* start *
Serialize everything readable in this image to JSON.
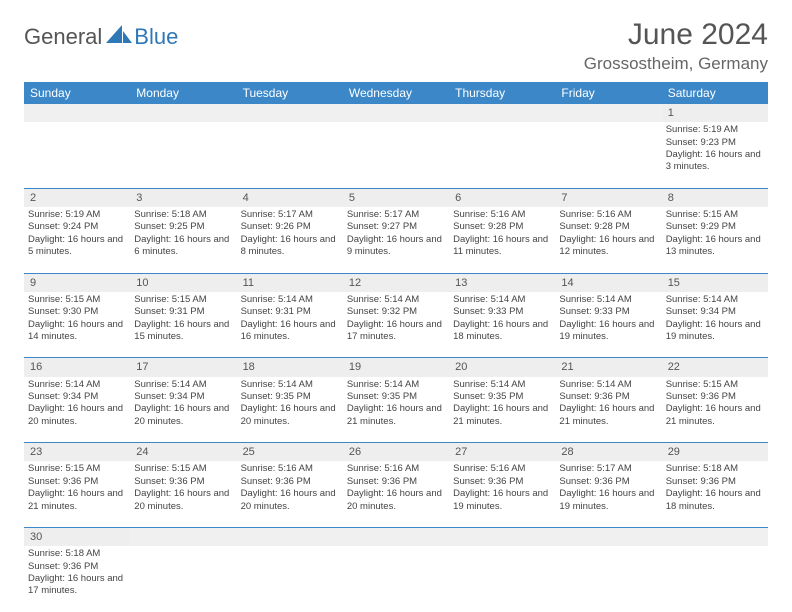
{
  "brand": {
    "part1": "General",
    "part2": "Blue"
  },
  "title": "June 2024",
  "location": "Grossostheim, Germany",
  "colors": {
    "header_bg": "#3b87c8",
    "header_text": "#ffffff",
    "daynum_bg": "#eeeeee",
    "border": "#3b87c8",
    "text": "#444444",
    "brand_gray": "#555555",
    "brand_blue": "#2f78b8"
  },
  "weekdays": [
    "Sunday",
    "Monday",
    "Tuesday",
    "Wednesday",
    "Thursday",
    "Friday",
    "Saturday"
  ],
  "weeks": [
    {
      "nums": [
        "",
        "",
        "",
        "",
        "",
        "",
        "1"
      ],
      "cells": [
        "",
        "",
        "",
        "",
        "",
        "",
        "Sunrise: 5:19 AM\nSunset: 9:23 PM\nDaylight: 16 hours and 3 minutes."
      ]
    },
    {
      "nums": [
        "2",
        "3",
        "4",
        "5",
        "6",
        "7",
        "8"
      ],
      "cells": [
        "Sunrise: 5:19 AM\nSunset: 9:24 PM\nDaylight: 16 hours and 5 minutes.",
        "Sunrise: 5:18 AM\nSunset: 9:25 PM\nDaylight: 16 hours and 6 minutes.",
        "Sunrise: 5:17 AM\nSunset: 9:26 PM\nDaylight: 16 hours and 8 minutes.",
        "Sunrise: 5:17 AM\nSunset: 9:27 PM\nDaylight: 16 hours and 9 minutes.",
        "Sunrise: 5:16 AM\nSunset: 9:28 PM\nDaylight: 16 hours and 11 minutes.",
        "Sunrise: 5:16 AM\nSunset: 9:28 PM\nDaylight: 16 hours and 12 minutes.",
        "Sunrise: 5:15 AM\nSunset: 9:29 PM\nDaylight: 16 hours and 13 minutes."
      ]
    },
    {
      "nums": [
        "9",
        "10",
        "11",
        "12",
        "13",
        "14",
        "15"
      ],
      "cells": [
        "Sunrise: 5:15 AM\nSunset: 9:30 PM\nDaylight: 16 hours and 14 minutes.",
        "Sunrise: 5:15 AM\nSunset: 9:31 PM\nDaylight: 16 hours and 15 minutes.",
        "Sunrise: 5:14 AM\nSunset: 9:31 PM\nDaylight: 16 hours and 16 minutes.",
        "Sunrise: 5:14 AM\nSunset: 9:32 PM\nDaylight: 16 hours and 17 minutes.",
        "Sunrise: 5:14 AM\nSunset: 9:33 PM\nDaylight: 16 hours and 18 minutes.",
        "Sunrise: 5:14 AM\nSunset: 9:33 PM\nDaylight: 16 hours and 19 minutes.",
        "Sunrise: 5:14 AM\nSunset: 9:34 PM\nDaylight: 16 hours and 19 minutes."
      ]
    },
    {
      "nums": [
        "16",
        "17",
        "18",
        "19",
        "20",
        "21",
        "22"
      ],
      "cells": [
        "Sunrise: 5:14 AM\nSunset: 9:34 PM\nDaylight: 16 hours and 20 minutes.",
        "Sunrise: 5:14 AM\nSunset: 9:34 PM\nDaylight: 16 hours and 20 minutes.",
        "Sunrise: 5:14 AM\nSunset: 9:35 PM\nDaylight: 16 hours and 20 minutes.",
        "Sunrise: 5:14 AM\nSunset: 9:35 PM\nDaylight: 16 hours and 21 minutes.",
        "Sunrise: 5:14 AM\nSunset: 9:35 PM\nDaylight: 16 hours and 21 minutes.",
        "Sunrise: 5:14 AM\nSunset: 9:36 PM\nDaylight: 16 hours and 21 minutes.",
        "Sunrise: 5:15 AM\nSunset: 9:36 PM\nDaylight: 16 hours and 21 minutes."
      ]
    },
    {
      "nums": [
        "23",
        "24",
        "25",
        "26",
        "27",
        "28",
        "29"
      ],
      "cells": [
        "Sunrise: 5:15 AM\nSunset: 9:36 PM\nDaylight: 16 hours and 21 minutes.",
        "Sunrise: 5:15 AM\nSunset: 9:36 PM\nDaylight: 16 hours and 20 minutes.",
        "Sunrise: 5:16 AM\nSunset: 9:36 PM\nDaylight: 16 hours and 20 minutes.",
        "Sunrise: 5:16 AM\nSunset: 9:36 PM\nDaylight: 16 hours and 20 minutes.",
        "Sunrise: 5:16 AM\nSunset: 9:36 PM\nDaylight: 16 hours and 19 minutes.",
        "Sunrise: 5:17 AM\nSunset: 9:36 PM\nDaylight: 16 hours and 19 minutes.",
        "Sunrise: 5:18 AM\nSunset: 9:36 PM\nDaylight: 16 hours and 18 minutes."
      ]
    },
    {
      "nums": [
        "30",
        "",
        "",
        "",
        "",
        "",
        ""
      ],
      "cells": [
        "Sunrise: 5:18 AM\nSunset: 9:36 PM\nDaylight: 16 hours and 17 minutes.",
        "",
        "",
        "",
        "",
        "",
        ""
      ]
    }
  ]
}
* end *
__Your goal__. Reproduce the listing exactly. Leave its pictures out.

__Answer__.
Serialize everything readable in this image to JSON.
{
  "brand": {
    "part1": "General",
    "part2": "Blue"
  },
  "title": "June 2024",
  "location": "Grossostheim, Germany",
  "colors": {
    "header_bg": "#3b87c8",
    "header_text": "#ffffff",
    "daynum_bg": "#eeeeee",
    "border": "#3b87c8",
    "text": "#444444",
    "brand_gray": "#555555",
    "brand_blue": "#2f78b8"
  },
  "weekdays": [
    "Sunday",
    "Monday",
    "Tuesday",
    "Wednesday",
    "Thursday",
    "Friday",
    "Saturday"
  ],
  "weeks": [
    {
      "nums": [
        "",
        "",
        "",
        "",
        "",
        "",
        "1"
      ],
      "cells": [
        "",
        "",
        "",
        "",
        "",
        "",
        "Sunrise: 5:19 AM\nSunset: 9:23 PM\nDaylight: 16 hours and 3 minutes."
      ]
    },
    {
      "nums": [
        "2",
        "3",
        "4",
        "5",
        "6",
        "7",
        "8"
      ],
      "cells": [
        "Sunrise: 5:19 AM\nSunset: 9:24 PM\nDaylight: 16 hours and 5 minutes.",
        "Sunrise: 5:18 AM\nSunset: 9:25 PM\nDaylight: 16 hours and 6 minutes.",
        "Sunrise: 5:17 AM\nSunset: 9:26 PM\nDaylight: 16 hours and 8 minutes.",
        "Sunrise: 5:17 AM\nSunset: 9:27 PM\nDaylight: 16 hours and 9 minutes.",
        "Sunrise: 5:16 AM\nSunset: 9:28 PM\nDaylight: 16 hours and 11 minutes.",
        "Sunrise: 5:16 AM\nSunset: 9:28 PM\nDaylight: 16 hours and 12 minutes.",
        "Sunrise: 5:15 AM\nSunset: 9:29 PM\nDaylight: 16 hours and 13 minutes."
      ]
    },
    {
      "nums": [
        "9",
        "10",
        "11",
        "12",
        "13",
        "14",
        "15"
      ],
      "cells": [
        "Sunrise: 5:15 AM\nSunset: 9:30 PM\nDaylight: 16 hours and 14 minutes.",
        "Sunrise: 5:15 AM\nSunset: 9:31 PM\nDaylight: 16 hours and 15 minutes.",
        "Sunrise: 5:14 AM\nSunset: 9:31 PM\nDaylight: 16 hours and 16 minutes.",
        "Sunrise: 5:14 AM\nSunset: 9:32 PM\nDaylight: 16 hours and 17 minutes.",
        "Sunrise: 5:14 AM\nSunset: 9:33 PM\nDaylight: 16 hours and 18 minutes.",
        "Sunrise: 5:14 AM\nSunset: 9:33 PM\nDaylight: 16 hours and 19 minutes.",
        "Sunrise: 5:14 AM\nSunset: 9:34 PM\nDaylight: 16 hours and 19 minutes."
      ]
    },
    {
      "nums": [
        "16",
        "17",
        "18",
        "19",
        "20",
        "21",
        "22"
      ],
      "cells": [
        "Sunrise: 5:14 AM\nSunset: 9:34 PM\nDaylight: 16 hours and 20 minutes.",
        "Sunrise: 5:14 AM\nSunset: 9:34 PM\nDaylight: 16 hours and 20 minutes.",
        "Sunrise: 5:14 AM\nSunset: 9:35 PM\nDaylight: 16 hours and 20 minutes.",
        "Sunrise: 5:14 AM\nSunset: 9:35 PM\nDaylight: 16 hours and 21 minutes.",
        "Sunrise: 5:14 AM\nSunset: 9:35 PM\nDaylight: 16 hours and 21 minutes.",
        "Sunrise: 5:14 AM\nSunset: 9:36 PM\nDaylight: 16 hours and 21 minutes.",
        "Sunrise: 5:15 AM\nSunset: 9:36 PM\nDaylight: 16 hours and 21 minutes."
      ]
    },
    {
      "nums": [
        "23",
        "24",
        "25",
        "26",
        "27",
        "28",
        "29"
      ],
      "cells": [
        "Sunrise: 5:15 AM\nSunset: 9:36 PM\nDaylight: 16 hours and 21 minutes.",
        "Sunrise: 5:15 AM\nSunset: 9:36 PM\nDaylight: 16 hours and 20 minutes.",
        "Sunrise: 5:16 AM\nSunset: 9:36 PM\nDaylight: 16 hours and 20 minutes.",
        "Sunrise: 5:16 AM\nSunset: 9:36 PM\nDaylight: 16 hours and 20 minutes.",
        "Sunrise: 5:16 AM\nSunset: 9:36 PM\nDaylight: 16 hours and 19 minutes.",
        "Sunrise: 5:17 AM\nSunset: 9:36 PM\nDaylight: 16 hours and 19 minutes.",
        "Sunrise: 5:18 AM\nSunset: 9:36 PM\nDaylight: 16 hours and 18 minutes."
      ]
    },
    {
      "nums": [
        "30",
        "",
        "",
        "",
        "",
        "",
        ""
      ],
      "cells": [
        "Sunrise: 5:18 AM\nSunset: 9:36 PM\nDaylight: 16 hours and 17 minutes.",
        "",
        "",
        "",
        "",
        "",
        ""
      ]
    }
  ]
}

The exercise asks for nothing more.